[Begin Available records]

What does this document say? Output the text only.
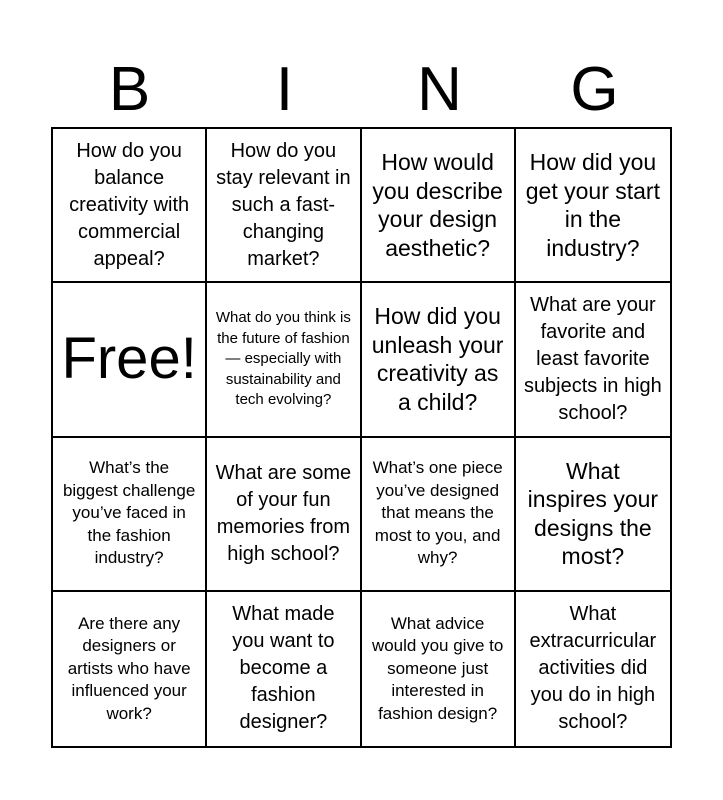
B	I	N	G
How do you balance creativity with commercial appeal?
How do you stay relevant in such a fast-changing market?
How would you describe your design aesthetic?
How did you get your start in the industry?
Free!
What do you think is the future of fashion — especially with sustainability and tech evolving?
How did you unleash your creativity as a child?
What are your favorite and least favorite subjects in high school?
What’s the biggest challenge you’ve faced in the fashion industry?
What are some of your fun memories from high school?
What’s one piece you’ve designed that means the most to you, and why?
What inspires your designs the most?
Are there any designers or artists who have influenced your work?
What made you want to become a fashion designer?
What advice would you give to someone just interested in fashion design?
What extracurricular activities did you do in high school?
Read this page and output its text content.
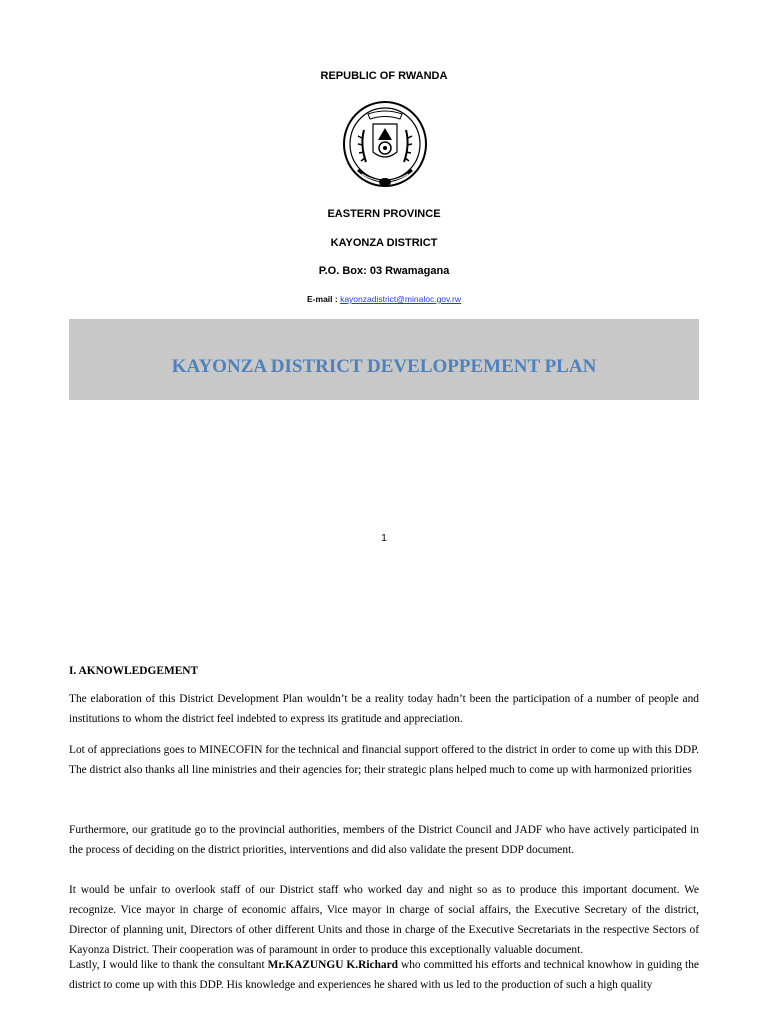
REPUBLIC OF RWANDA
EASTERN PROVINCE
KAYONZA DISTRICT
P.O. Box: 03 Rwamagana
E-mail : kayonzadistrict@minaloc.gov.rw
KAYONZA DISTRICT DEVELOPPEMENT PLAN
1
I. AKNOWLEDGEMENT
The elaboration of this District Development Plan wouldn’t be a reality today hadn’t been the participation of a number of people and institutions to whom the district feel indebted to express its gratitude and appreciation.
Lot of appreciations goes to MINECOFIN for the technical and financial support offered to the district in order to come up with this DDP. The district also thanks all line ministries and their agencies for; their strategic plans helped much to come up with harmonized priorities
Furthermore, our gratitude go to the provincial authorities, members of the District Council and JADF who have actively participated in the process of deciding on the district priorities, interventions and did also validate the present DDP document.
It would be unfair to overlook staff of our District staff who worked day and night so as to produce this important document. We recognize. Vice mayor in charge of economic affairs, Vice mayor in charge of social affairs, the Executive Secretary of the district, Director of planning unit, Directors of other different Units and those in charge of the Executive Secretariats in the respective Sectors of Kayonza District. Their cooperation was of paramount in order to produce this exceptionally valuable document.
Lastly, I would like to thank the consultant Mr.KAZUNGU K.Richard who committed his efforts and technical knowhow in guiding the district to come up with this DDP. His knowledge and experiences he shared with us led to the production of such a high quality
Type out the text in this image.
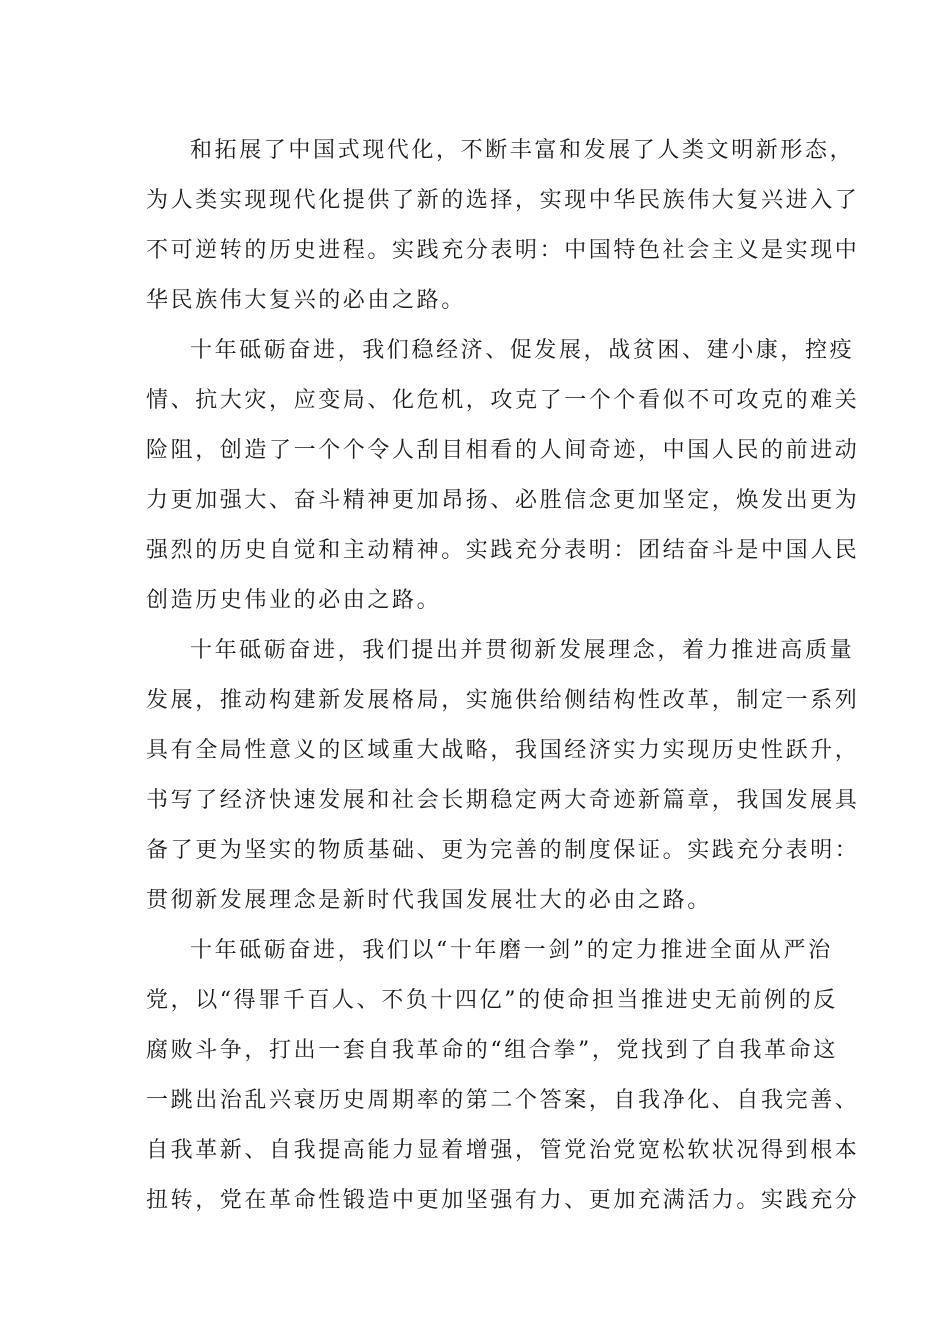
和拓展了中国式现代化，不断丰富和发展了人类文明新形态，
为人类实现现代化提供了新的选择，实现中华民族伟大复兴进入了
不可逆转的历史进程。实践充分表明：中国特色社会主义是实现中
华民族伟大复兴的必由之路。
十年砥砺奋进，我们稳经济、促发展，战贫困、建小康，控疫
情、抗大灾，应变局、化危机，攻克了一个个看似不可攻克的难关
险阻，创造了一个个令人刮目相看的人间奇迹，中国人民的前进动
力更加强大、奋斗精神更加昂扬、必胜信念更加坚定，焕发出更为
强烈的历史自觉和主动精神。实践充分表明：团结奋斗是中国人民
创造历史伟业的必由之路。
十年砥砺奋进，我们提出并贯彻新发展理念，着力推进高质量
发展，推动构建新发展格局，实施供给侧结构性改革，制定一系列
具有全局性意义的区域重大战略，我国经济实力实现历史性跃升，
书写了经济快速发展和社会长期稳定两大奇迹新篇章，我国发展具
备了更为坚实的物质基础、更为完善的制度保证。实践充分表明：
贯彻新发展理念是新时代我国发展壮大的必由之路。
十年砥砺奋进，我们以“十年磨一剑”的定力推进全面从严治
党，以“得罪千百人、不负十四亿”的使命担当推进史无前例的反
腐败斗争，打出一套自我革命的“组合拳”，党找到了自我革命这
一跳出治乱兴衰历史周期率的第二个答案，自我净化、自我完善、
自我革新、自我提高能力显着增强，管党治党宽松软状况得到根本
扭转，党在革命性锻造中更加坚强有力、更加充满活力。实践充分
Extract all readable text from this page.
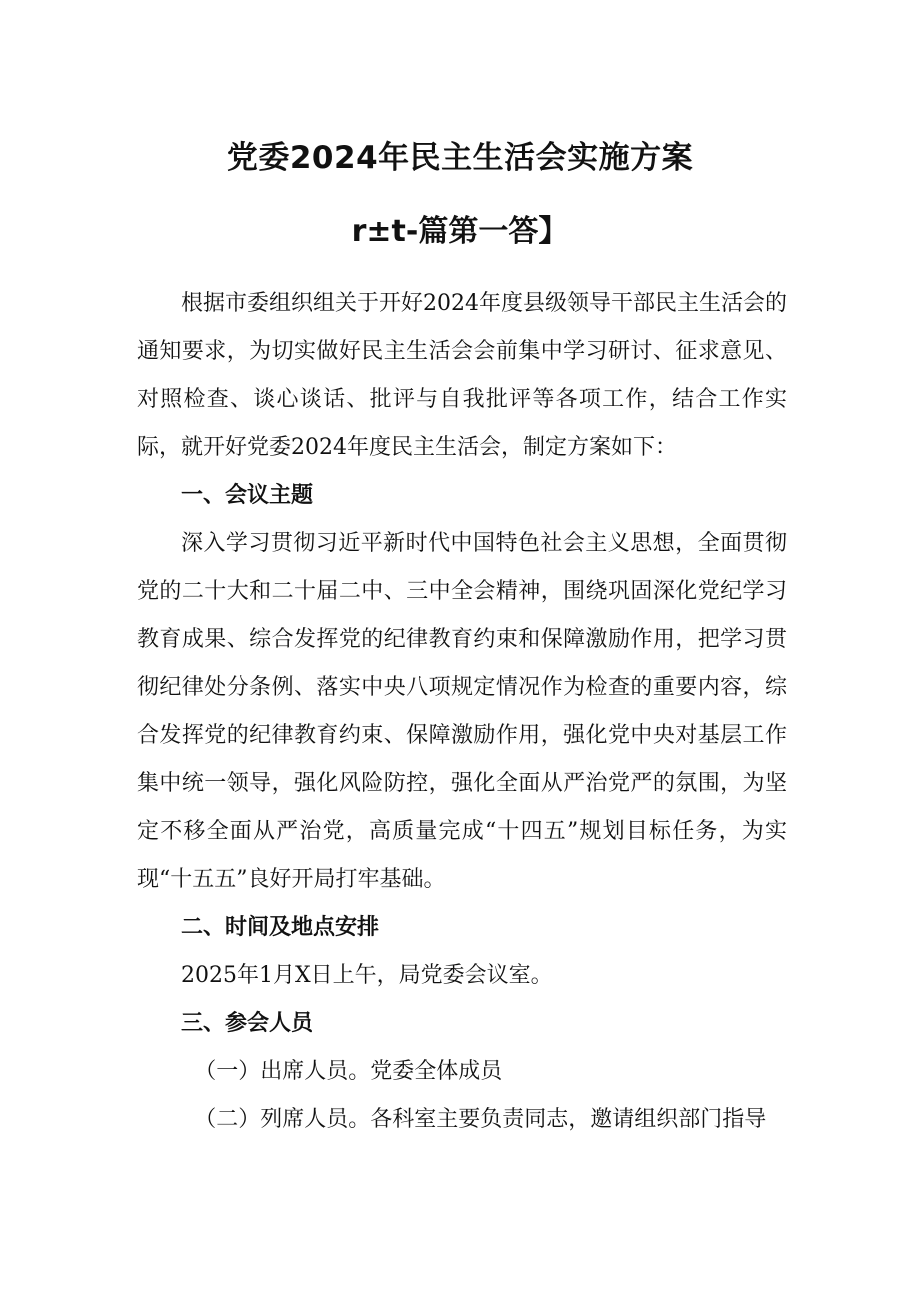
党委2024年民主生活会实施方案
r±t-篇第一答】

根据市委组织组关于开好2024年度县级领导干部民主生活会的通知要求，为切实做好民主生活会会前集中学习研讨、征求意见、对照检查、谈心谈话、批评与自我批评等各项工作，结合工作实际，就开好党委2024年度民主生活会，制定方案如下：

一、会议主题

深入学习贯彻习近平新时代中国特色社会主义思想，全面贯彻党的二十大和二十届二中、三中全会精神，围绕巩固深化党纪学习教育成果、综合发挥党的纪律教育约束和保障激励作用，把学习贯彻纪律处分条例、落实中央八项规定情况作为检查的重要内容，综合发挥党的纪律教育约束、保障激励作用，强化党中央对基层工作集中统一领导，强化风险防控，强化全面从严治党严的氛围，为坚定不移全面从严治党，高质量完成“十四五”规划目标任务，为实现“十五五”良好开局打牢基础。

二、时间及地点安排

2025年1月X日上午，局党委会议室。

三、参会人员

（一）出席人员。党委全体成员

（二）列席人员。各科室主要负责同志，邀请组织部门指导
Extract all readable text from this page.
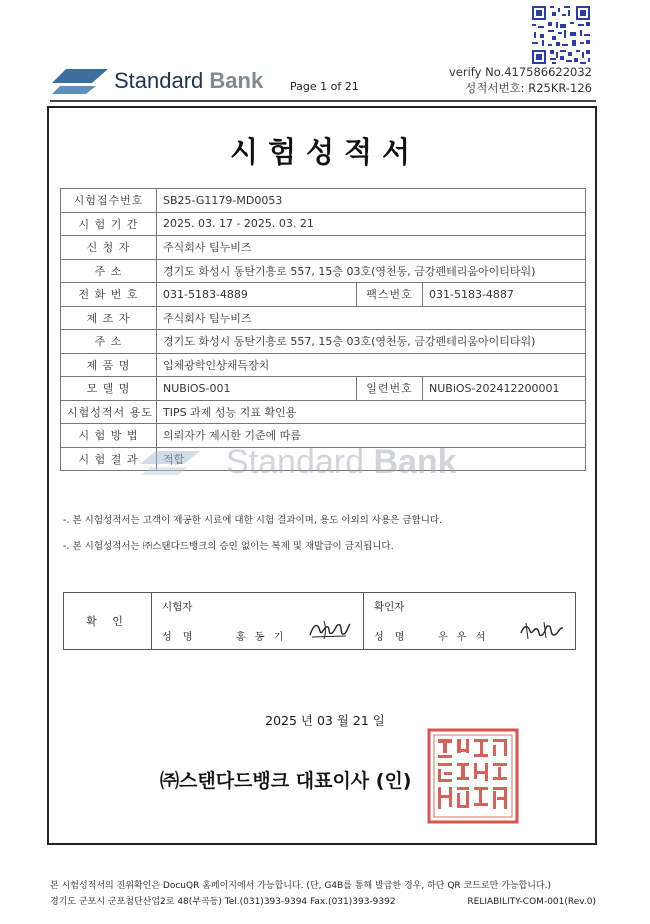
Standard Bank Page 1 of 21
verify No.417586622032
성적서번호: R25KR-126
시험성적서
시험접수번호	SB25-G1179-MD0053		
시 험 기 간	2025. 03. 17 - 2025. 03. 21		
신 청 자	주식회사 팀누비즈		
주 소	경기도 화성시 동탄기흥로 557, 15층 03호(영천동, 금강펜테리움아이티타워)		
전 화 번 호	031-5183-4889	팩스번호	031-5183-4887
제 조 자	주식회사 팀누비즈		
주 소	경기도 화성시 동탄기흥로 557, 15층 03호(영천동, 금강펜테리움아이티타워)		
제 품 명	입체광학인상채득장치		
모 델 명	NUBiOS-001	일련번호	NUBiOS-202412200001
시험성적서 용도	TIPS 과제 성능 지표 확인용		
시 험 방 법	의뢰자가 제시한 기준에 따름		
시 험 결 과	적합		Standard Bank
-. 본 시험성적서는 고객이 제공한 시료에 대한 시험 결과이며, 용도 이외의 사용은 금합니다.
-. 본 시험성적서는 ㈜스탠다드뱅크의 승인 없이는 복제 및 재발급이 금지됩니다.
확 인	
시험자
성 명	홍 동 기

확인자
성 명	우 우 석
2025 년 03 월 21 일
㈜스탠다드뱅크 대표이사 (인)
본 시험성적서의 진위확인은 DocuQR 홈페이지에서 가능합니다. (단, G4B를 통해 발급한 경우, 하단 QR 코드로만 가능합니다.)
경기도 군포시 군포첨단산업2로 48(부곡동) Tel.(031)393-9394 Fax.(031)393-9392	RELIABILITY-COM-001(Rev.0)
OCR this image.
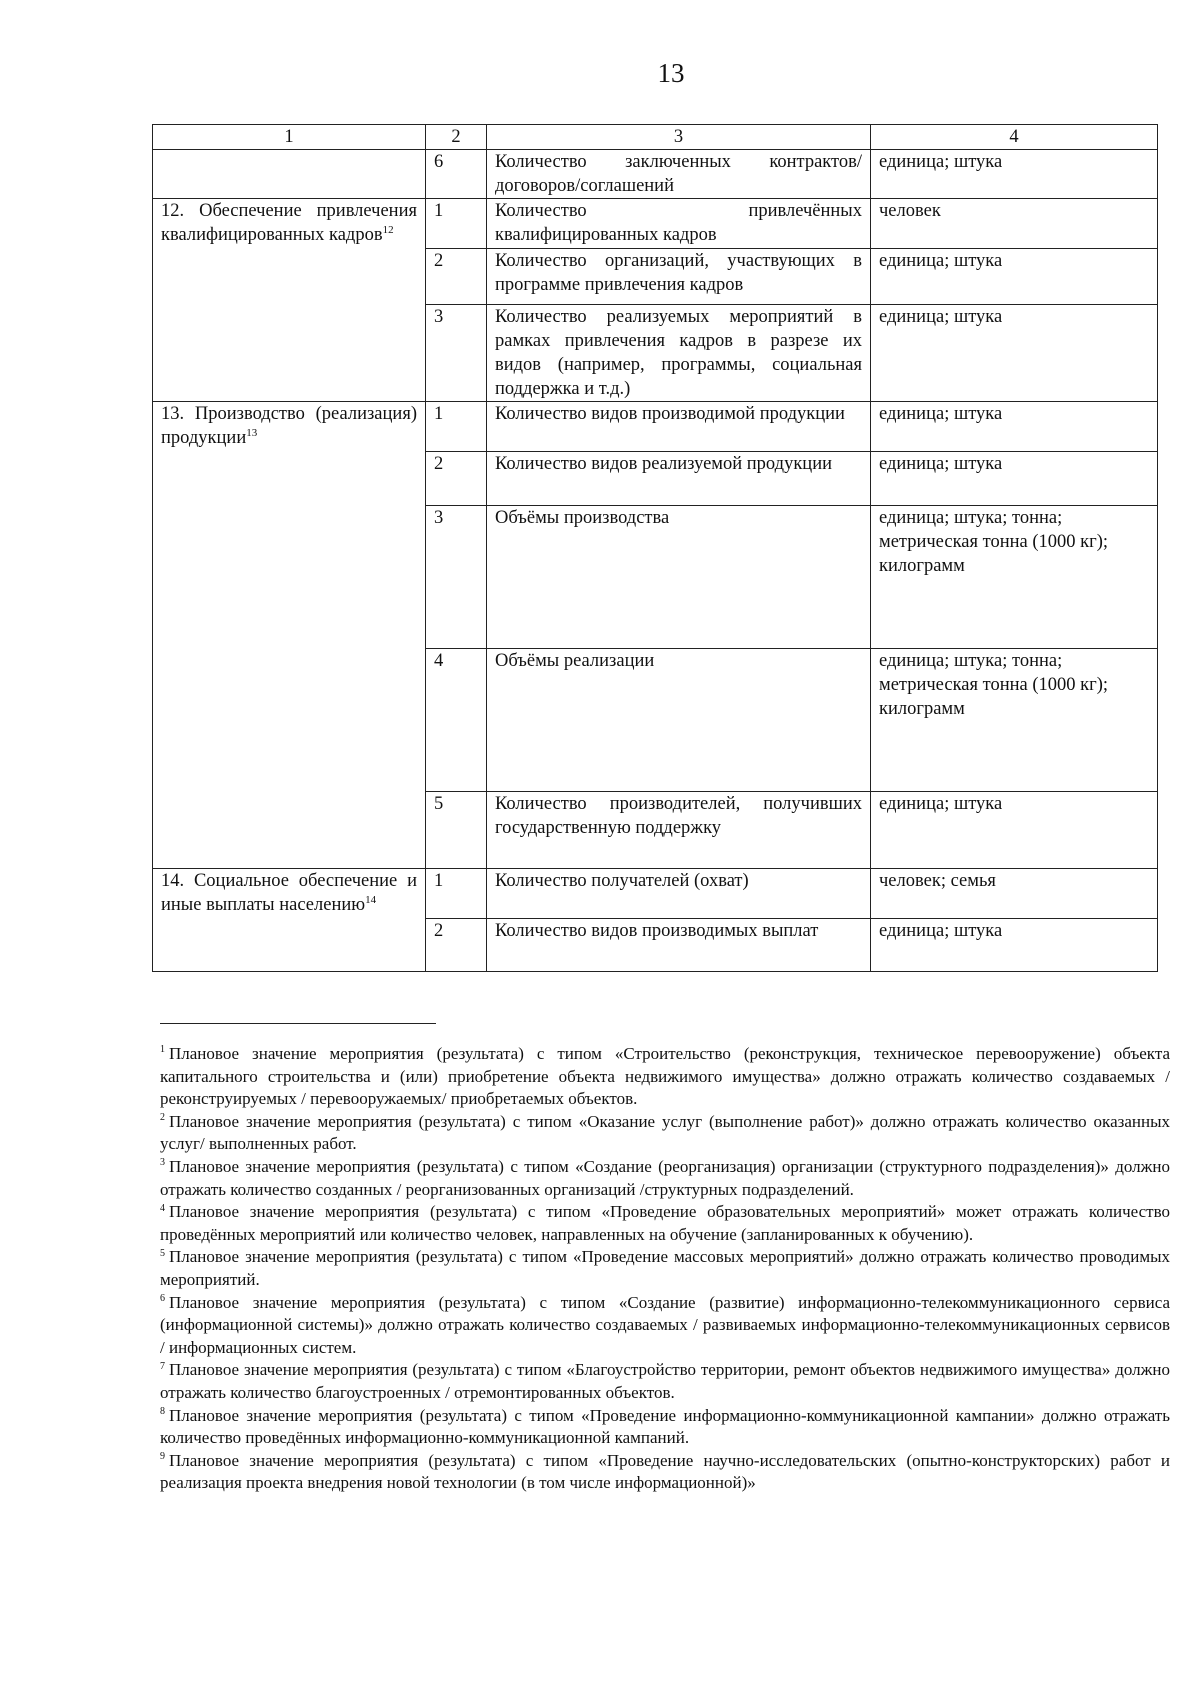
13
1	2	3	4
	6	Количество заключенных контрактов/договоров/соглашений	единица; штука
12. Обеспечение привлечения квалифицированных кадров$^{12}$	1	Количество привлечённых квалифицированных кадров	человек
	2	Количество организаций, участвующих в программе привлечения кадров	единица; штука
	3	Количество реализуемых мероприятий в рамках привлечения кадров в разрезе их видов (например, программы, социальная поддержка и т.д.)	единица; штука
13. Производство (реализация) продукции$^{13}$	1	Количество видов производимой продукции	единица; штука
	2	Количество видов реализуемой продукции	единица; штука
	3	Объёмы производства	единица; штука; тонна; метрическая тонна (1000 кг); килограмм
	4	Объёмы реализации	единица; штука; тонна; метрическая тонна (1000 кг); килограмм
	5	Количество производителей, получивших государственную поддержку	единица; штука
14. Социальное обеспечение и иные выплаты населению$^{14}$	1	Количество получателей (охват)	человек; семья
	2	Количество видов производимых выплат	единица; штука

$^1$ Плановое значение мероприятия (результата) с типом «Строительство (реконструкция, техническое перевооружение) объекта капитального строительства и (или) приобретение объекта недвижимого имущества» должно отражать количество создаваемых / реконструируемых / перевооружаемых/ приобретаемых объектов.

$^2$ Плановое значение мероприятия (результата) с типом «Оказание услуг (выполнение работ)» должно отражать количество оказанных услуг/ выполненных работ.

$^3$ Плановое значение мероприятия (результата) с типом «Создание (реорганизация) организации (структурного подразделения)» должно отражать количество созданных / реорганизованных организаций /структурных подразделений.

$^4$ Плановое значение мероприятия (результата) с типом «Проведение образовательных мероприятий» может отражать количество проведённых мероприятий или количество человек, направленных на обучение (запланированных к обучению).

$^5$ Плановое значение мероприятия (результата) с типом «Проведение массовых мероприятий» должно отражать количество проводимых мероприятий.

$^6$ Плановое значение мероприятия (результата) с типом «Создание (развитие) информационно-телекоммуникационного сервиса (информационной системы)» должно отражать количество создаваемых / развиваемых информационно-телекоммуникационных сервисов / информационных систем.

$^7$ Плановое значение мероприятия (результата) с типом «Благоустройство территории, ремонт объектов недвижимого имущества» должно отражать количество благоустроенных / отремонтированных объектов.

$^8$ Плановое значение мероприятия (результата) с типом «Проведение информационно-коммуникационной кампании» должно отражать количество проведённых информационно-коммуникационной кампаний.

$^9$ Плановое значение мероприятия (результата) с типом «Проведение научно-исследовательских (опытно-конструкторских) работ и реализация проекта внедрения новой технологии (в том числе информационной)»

[End Available records]

### [Objective]
Return every line of the preceding records in which the word "тонна" appears.

### [Complete output]
	3	Объёмы производства	единица; штука; тонна; метрическая тонна (1000 кг); килограмм
	4	Объёмы реализации	единица; штука; тонна; метрическая тонна (1000 кг); килограмм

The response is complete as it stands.